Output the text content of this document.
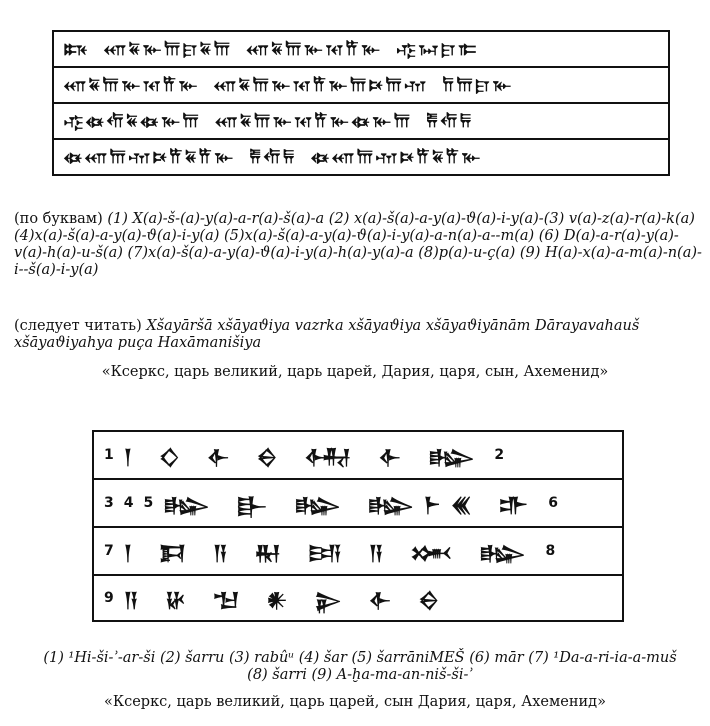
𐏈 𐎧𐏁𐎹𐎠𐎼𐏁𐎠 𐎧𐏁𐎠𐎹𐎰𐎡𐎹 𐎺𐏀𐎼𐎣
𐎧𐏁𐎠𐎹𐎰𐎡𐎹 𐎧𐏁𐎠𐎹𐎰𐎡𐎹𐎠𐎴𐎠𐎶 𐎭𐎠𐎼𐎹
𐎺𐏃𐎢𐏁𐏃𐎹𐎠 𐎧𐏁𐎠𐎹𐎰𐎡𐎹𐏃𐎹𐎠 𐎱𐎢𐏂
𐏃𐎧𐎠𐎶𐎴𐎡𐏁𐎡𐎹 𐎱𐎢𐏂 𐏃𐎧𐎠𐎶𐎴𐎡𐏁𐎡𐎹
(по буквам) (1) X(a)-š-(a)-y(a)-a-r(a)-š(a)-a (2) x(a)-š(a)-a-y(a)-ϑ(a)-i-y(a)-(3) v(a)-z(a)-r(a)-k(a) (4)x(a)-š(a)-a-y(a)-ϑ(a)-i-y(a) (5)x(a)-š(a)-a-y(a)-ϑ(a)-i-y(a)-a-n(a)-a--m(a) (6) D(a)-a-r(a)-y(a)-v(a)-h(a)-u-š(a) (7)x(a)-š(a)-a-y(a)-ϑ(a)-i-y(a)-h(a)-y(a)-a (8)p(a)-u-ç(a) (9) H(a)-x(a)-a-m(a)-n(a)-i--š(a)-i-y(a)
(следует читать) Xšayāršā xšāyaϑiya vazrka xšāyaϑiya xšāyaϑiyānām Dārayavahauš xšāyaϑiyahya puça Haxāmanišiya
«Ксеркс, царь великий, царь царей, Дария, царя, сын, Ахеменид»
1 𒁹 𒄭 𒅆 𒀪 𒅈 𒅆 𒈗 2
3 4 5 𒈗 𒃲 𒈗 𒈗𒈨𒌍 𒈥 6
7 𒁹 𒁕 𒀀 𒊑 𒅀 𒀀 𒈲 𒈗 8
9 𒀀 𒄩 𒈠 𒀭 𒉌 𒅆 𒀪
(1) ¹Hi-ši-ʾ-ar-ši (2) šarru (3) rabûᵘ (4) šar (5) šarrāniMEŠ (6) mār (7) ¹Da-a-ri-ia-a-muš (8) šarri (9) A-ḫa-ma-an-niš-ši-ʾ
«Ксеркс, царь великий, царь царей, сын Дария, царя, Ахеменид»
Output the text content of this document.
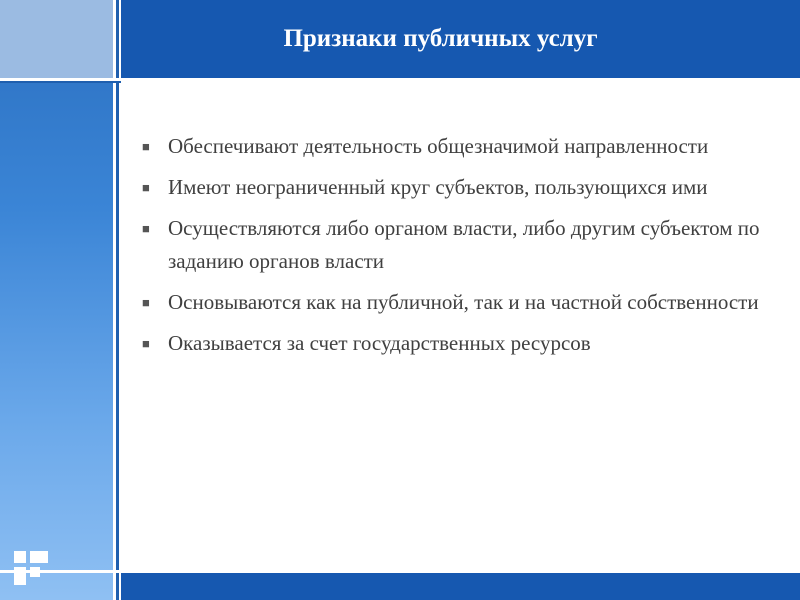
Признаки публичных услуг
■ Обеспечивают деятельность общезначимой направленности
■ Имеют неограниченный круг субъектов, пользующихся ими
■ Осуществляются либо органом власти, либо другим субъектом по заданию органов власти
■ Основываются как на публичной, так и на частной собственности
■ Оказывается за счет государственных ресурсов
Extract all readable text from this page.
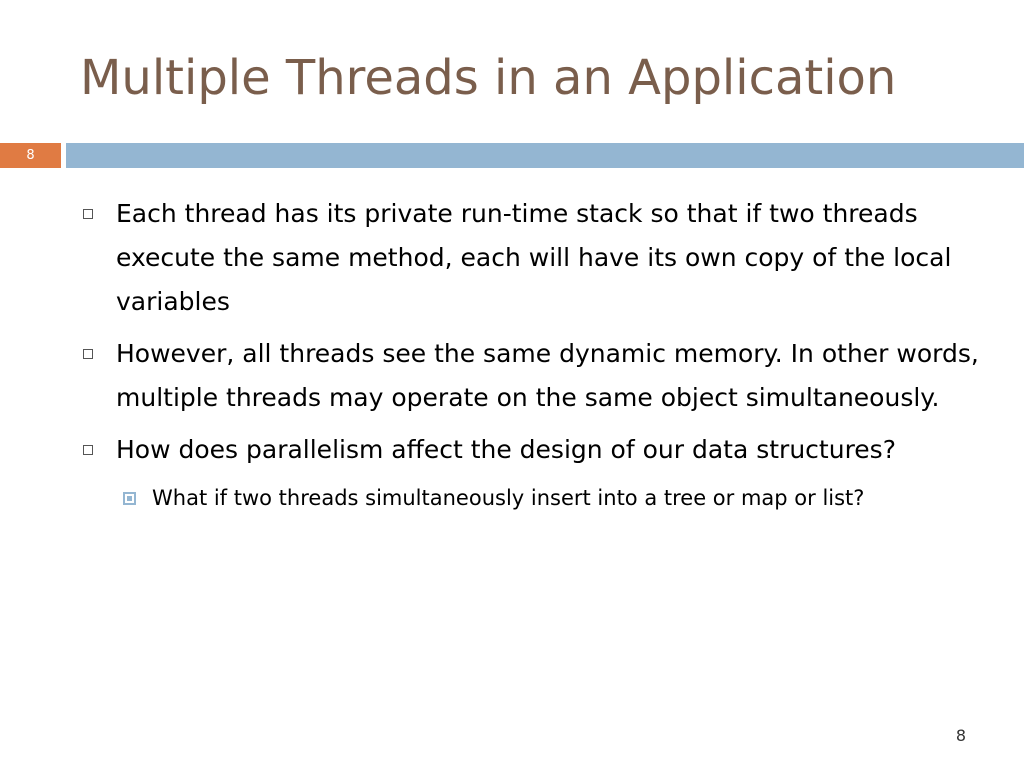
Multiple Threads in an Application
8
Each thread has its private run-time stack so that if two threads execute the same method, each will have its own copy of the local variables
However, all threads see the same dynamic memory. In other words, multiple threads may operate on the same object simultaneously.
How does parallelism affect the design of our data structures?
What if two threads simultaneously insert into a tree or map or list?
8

## JOB
Pull every line containing "царя" from the data.

## RESULT
«Ксеркс, царь великий, царь царей, Дария, царя, сын, Ахеменид»
«Ксеркс, царь великий, царь царей, сын Дария, царя, Ахеменид»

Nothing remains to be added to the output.